GIVEN TASK: Leaving out the pictures, please retype each record exactly.

▬▬▬▬▬▬▬▬▬▬

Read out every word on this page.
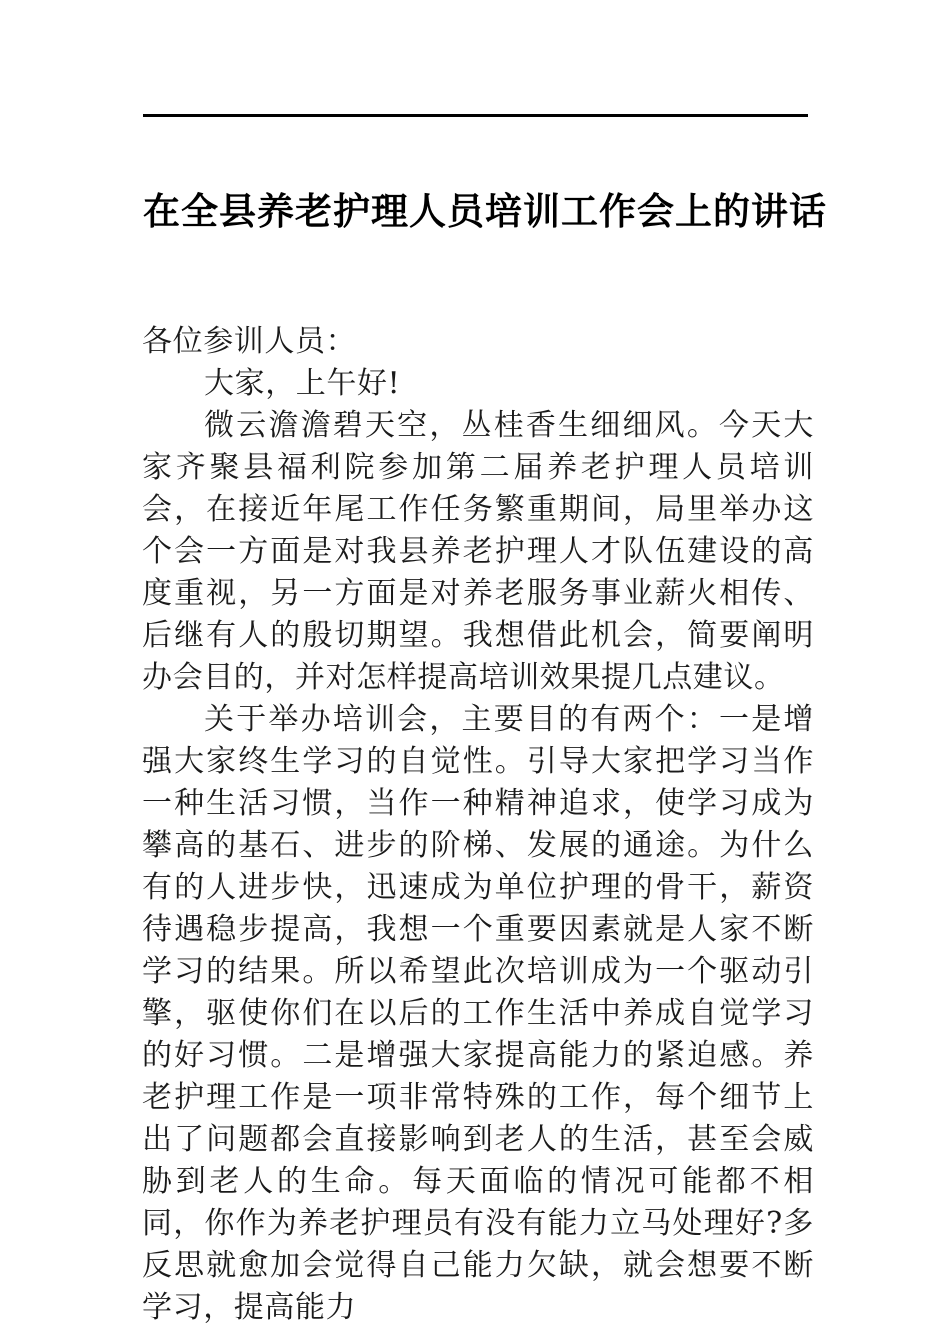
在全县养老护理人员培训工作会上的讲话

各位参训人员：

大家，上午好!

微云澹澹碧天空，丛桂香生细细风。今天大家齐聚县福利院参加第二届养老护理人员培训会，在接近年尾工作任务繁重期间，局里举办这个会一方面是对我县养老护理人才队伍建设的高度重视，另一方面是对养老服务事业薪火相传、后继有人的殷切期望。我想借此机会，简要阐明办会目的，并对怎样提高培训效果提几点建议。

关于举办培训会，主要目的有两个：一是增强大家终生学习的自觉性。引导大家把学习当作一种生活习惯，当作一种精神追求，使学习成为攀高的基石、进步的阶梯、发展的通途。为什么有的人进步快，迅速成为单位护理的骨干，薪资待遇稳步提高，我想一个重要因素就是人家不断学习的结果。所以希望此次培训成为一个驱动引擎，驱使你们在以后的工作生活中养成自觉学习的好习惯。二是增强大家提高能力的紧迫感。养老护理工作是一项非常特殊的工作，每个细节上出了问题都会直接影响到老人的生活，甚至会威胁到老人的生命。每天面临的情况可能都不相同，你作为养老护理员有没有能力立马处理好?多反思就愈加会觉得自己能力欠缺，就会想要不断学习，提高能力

▬▬▬▬▬▬▬▬▬▬

WRITTEN RESPONSE:
Read out every word on this page.
在全县养老护理人员培训工作会上的讲话

各位参训人员：

大家，上午好!

微云澹澹碧天空，丛桂香生细细风。今天大家齐聚县福利院参加第二届养老护理人员培训会，在接近年尾工作任务繁重期间，局里举办这个会一方面是对我县养老护理人才队伍建设的高度重视，另一方面是对养老服务事业薪火相传、后继有人的殷切期望。我想借此机会，简要阐明办会目的，并对怎样提高培训效果提几点建议。

关于举办培训会，主要目的有两个：一是增强大家终生学习的自觉性。引导大家把学习当作一种生活习惯，当作一种精神追求，使学习成为攀高的基石、进步的阶梯、发展的通途。为什么有的人进步快，迅速成为单位护理的骨干，薪资待遇稳步提高，我想一个重要因素就是人家不断学习的结果。所以希望此次培训成为一个驱动引擎，驱使你们在以后的工作生活中养成自觉学习的好习惯。二是增强大家提高能力的紧迫感。养老护理工作是一项非常特殊的工作，每个细节上出了问题都会直接影响到老人的生活，甚至会威胁到老人的生命。每天面临的情况可能都不相同，你作为养老护理员有没有能力立马处理好?多反思就愈加会觉得自己能力欠缺，就会想要不断学习，提高能力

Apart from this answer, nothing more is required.